-- start LISTING --

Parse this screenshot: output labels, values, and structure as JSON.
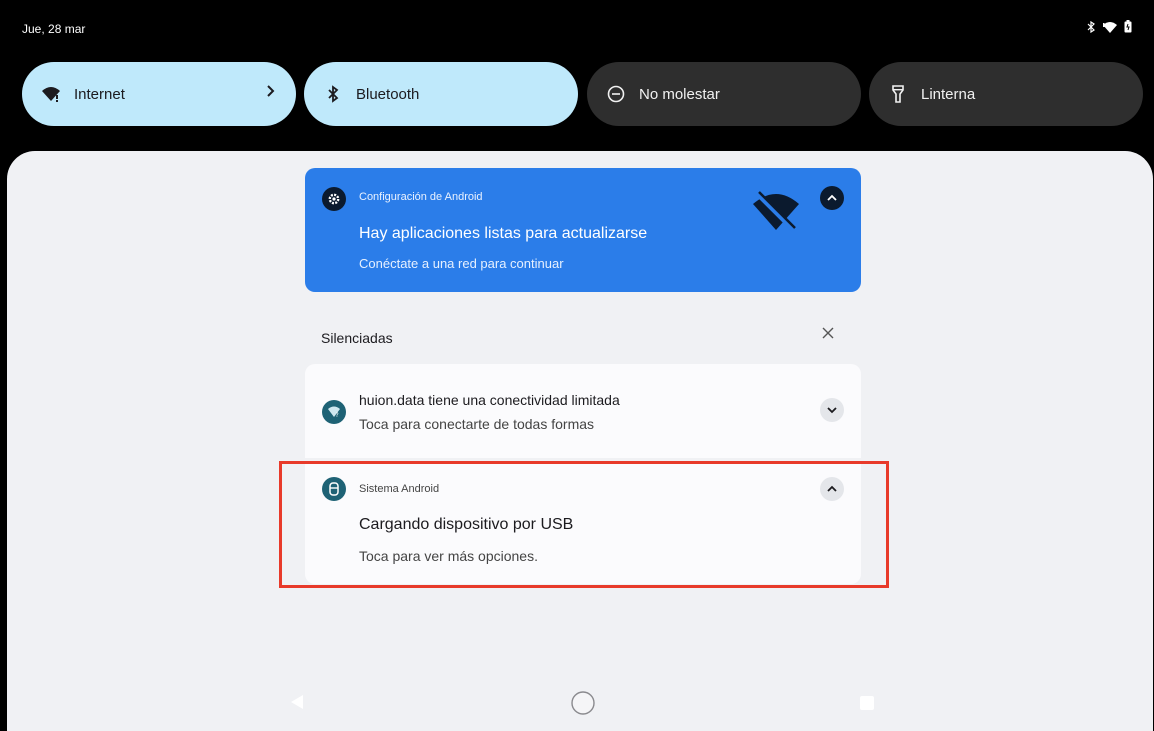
{
  "status_bar": {
    "date": "Jue, 28 mar",
    "icons": [
      "bluetooth-icon",
      "wifi-icon",
      "battery-icon"
    ]
  },
  "quick_tiles": [
    {
      "label": "Internet",
      "icon": "wifi-icon",
      "state": "on",
      "has_chevron": true
    },
    {
      "label": "Bluetooth",
      "icon": "bluetooth-icon",
      "state": "on"
    },
    {
      "label": "No molestar",
      "icon": "do-not-disturb-icon",
      "state": "off"
    },
    {
      "label": "Linterna",
      "icon": "flashlight-icon",
      "state": "off"
    }
  ],
  "notification_android_settings": {
    "app": "Configuración de Android",
    "title": "Hay aplicaciones listas para actualizarse",
    "text": "Conéctate a una red para continuar",
    "icon": "settings-gear-icon",
    "large_icon": "wifi-off-icon",
    "color": "#2b7de9"
  },
  "silenced_section": {
    "label": "Silenciadas"
  },
  "notification_wifi": {
    "title": "huion.data tiene una conectividad limitada",
    "text": "Toca para conectarte de todas formas",
    "icon": "wifi-question-icon"
  },
  "notification_usb": {
    "app": "Sistema Android",
    "title": "Cargando dispositivo por USB",
    "text": "Toca para ver más opciones.",
    "icon": "usb-icon"
  },
  "colors": {
    "tile_active": "#bfe9fb",
    "tile_inactive": "#2e2e2e",
    "shade_bg": "#f0f1f4",
    "highlight": "#e83a2a",
    "app_icon_teal": "#1e6275"
  },
  "navigation": [
    "back-icon",
    "home-icon",
    "recents-icon"
  ]
}
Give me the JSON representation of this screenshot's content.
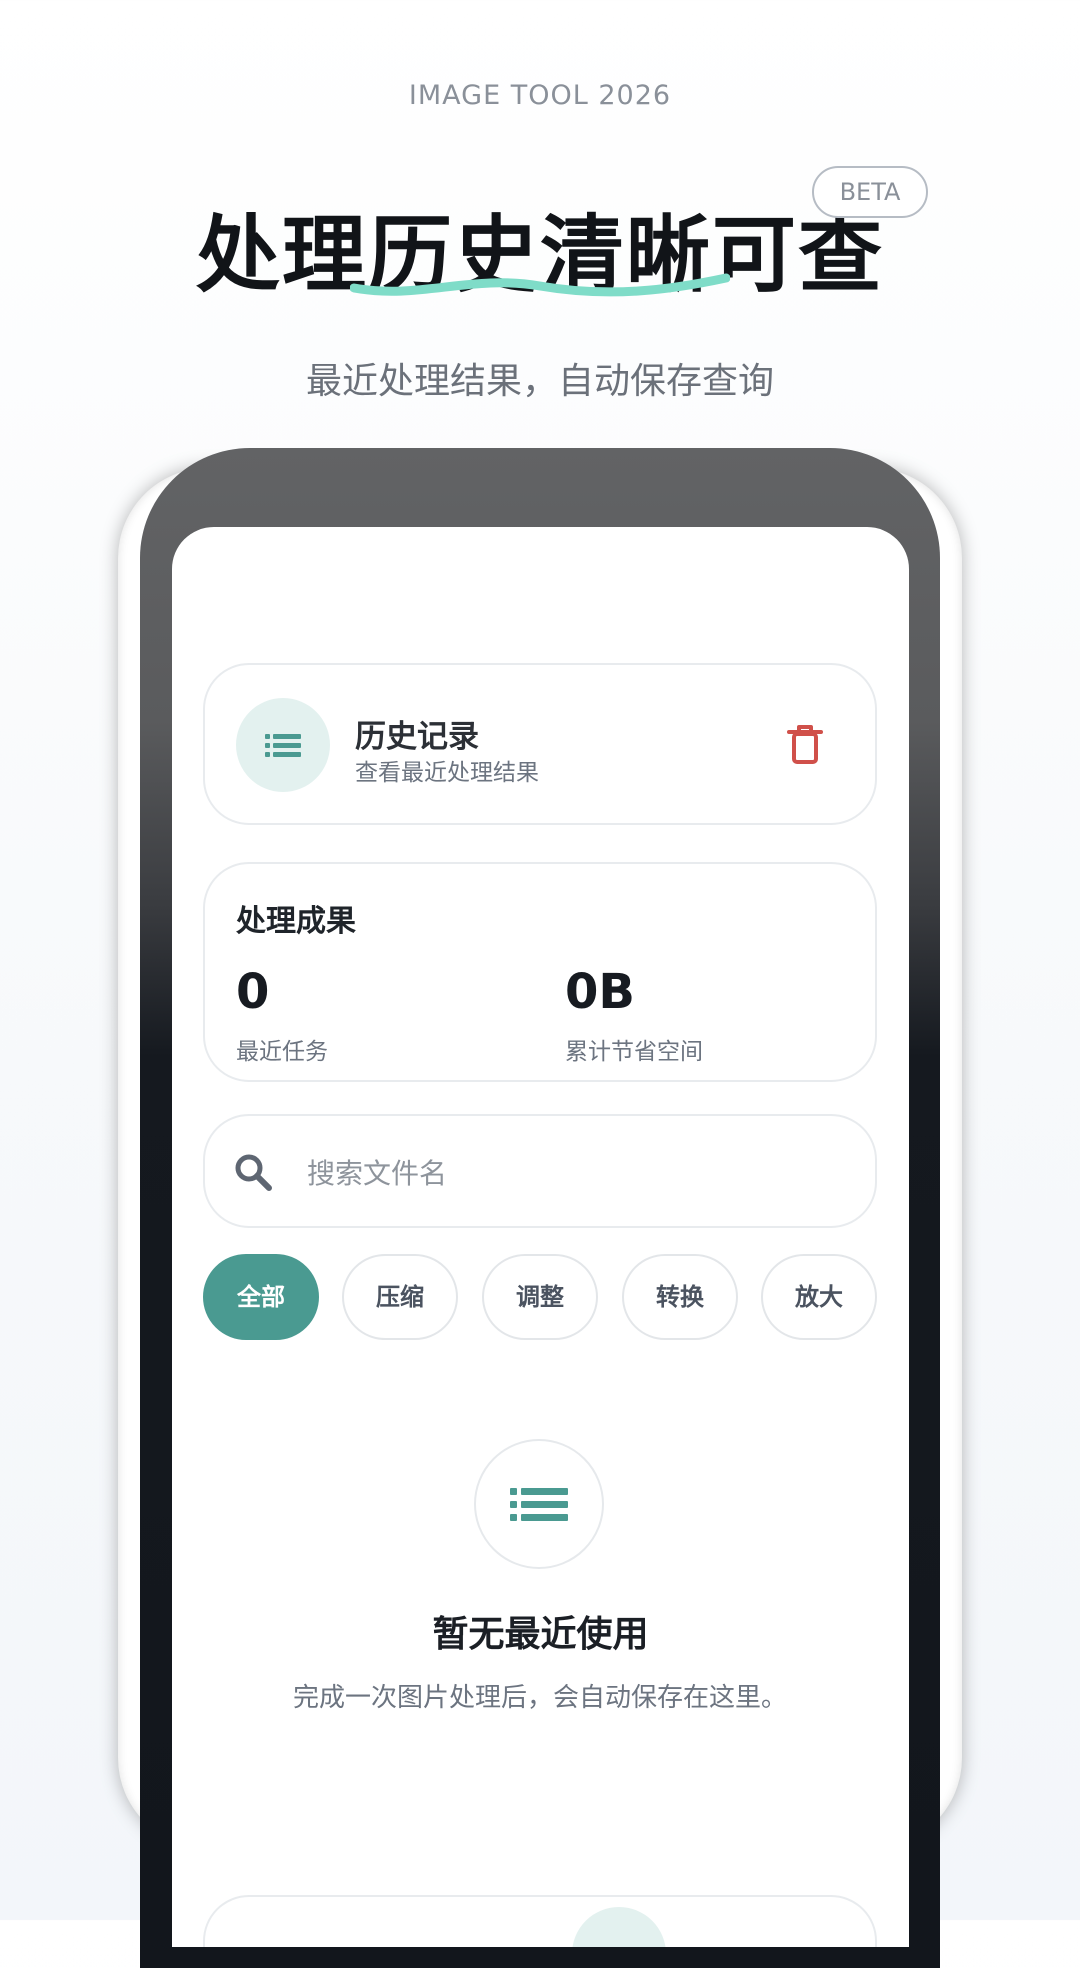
{
  "header": {
    "brand": "IMAGE TOOL 2026",
    "headline_pre": "处理",
    "headline_highlight": "历史清晰",
    "headline_post": "可查",
    "badge": "BETA",
    "tagline": "最近处理结果，自动保存查询"
  },
  "history_card": {
    "title": "历史记录",
    "subtitle": "查看最近处理结果",
    "icon": "list-icon",
    "action_icon": "trash-icon"
  },
  "results": {
    "title": "处理成果",
    "stats": [
      {
        "value": "0",
        "label": "最近任务"
      },
      {
        "value": "0B",
        "label": "累计节省空间"
      }
    ]
  },
  "search": {
    "placeholder": "搜索文件名",
    "value": "",
    "icon": "search-icon"
  },
  "filters": [
    {
      "label": "全部",
      "active": true
    },
    {
      "label": "压缩",
      "active": false
    },
    {
      "label": "调整",
      "active": false
    },
    {
      "label": "转换",
      "active": false
    },
    {
      "label": "放大",
      "active": false
    }
  ],
  "empty_state": {
    "icon": "list-icon",
    "title": "暂无最近使用",
    "description": "完成一次图片处理后，会自动保存在这里。"
  },
  "colors": {
    "accent": "#4a9a91",
    "accent_light": "#e3f1ef",
    "danger": "#d0504a",
    "swoosh": "#7fdcc8"
  }
}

-- end LISTING --

◆ THE TASK ◆
Out of the material above, gather each line where "this" appears.

◆ TASK RESPONSE ◆
Parse this screenshot: output labels, values, and structure as JSON.
Give me the JSON representation of this screenshot's content.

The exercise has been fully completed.